Please pick out every row below that contains the string "price" and copy each one in full.

===== Records provided =====

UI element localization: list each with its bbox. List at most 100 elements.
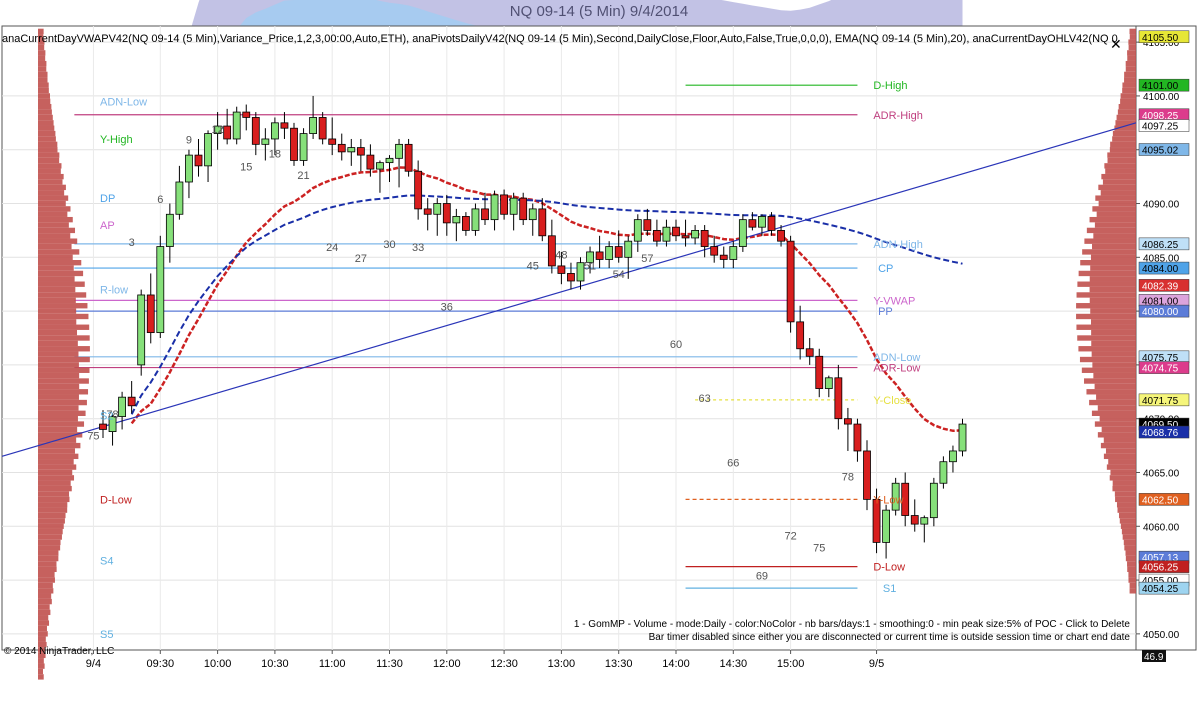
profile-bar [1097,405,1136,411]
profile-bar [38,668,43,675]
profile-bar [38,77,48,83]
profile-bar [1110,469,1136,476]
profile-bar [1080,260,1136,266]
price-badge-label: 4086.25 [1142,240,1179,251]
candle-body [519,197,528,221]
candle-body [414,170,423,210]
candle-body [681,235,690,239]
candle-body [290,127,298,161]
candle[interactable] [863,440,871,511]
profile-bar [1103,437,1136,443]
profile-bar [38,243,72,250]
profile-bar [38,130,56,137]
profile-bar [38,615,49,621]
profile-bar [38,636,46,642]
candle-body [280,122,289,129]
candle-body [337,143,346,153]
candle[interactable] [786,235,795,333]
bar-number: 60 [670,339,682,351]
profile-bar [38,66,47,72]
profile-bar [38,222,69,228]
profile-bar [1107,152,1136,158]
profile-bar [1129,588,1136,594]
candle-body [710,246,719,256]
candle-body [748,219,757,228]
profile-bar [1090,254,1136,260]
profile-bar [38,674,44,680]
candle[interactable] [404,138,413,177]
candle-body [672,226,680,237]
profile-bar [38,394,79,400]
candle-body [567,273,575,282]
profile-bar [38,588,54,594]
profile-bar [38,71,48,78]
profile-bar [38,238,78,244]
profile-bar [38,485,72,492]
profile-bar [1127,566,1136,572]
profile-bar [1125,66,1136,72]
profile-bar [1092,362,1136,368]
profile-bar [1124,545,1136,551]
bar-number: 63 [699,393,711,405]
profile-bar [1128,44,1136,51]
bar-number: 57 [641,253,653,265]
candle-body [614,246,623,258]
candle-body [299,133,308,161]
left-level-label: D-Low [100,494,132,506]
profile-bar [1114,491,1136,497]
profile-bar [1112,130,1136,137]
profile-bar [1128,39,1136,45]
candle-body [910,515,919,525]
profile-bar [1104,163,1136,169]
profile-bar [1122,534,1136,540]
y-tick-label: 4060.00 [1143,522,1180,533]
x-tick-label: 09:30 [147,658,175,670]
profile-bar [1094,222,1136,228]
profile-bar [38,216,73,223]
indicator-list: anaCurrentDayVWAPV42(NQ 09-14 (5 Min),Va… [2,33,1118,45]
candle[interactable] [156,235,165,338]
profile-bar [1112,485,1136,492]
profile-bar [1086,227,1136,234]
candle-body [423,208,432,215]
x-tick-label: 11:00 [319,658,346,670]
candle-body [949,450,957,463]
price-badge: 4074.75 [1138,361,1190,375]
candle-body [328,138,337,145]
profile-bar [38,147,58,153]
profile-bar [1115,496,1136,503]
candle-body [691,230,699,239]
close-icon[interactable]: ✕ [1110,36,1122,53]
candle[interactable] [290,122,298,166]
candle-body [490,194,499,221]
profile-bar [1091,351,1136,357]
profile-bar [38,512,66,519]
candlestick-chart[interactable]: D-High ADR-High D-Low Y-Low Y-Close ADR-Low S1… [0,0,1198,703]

=====

▸ **Exercise answer**
price-badge-label: 4086.25 [1142,240,1179,251]
price-badge: 4074.75 [1138,361,1190,375]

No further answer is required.